• AIM OF THE EXERCISE: In the material below, count the lines with the word "icon" and state that number only.

• RECORDS FOR PROCESSING:
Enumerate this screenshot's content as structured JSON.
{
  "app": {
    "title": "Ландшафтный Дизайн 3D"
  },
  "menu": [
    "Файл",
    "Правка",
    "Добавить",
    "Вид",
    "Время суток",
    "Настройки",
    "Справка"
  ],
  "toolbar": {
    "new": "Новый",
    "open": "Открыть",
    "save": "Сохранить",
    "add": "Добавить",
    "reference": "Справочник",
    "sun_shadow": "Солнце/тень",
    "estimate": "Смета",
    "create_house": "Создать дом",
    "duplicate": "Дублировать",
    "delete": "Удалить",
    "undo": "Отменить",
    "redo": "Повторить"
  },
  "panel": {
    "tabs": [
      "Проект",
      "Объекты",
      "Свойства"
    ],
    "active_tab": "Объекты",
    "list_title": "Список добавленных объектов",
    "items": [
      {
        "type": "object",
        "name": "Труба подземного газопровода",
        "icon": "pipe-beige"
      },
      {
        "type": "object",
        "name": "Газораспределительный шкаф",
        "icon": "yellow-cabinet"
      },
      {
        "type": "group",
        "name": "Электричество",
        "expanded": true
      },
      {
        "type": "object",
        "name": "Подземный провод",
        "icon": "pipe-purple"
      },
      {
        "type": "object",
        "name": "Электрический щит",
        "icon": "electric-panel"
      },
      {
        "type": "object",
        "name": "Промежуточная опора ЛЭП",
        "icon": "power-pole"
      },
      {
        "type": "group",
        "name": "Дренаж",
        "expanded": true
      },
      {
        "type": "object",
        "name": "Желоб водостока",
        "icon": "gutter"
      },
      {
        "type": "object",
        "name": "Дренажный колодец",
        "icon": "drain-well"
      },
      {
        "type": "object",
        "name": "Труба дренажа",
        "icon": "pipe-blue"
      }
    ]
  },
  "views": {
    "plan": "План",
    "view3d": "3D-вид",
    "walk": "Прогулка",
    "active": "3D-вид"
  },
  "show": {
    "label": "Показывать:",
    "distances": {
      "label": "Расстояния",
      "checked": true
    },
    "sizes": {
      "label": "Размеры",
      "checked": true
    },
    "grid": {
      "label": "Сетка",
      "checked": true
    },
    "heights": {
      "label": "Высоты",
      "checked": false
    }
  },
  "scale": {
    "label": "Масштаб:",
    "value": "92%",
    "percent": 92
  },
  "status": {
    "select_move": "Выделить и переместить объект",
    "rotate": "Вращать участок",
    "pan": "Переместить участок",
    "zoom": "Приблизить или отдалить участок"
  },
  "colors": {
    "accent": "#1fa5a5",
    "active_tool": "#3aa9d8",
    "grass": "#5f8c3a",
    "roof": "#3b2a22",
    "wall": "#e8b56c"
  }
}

• RESPONSE TO THE TASK: 8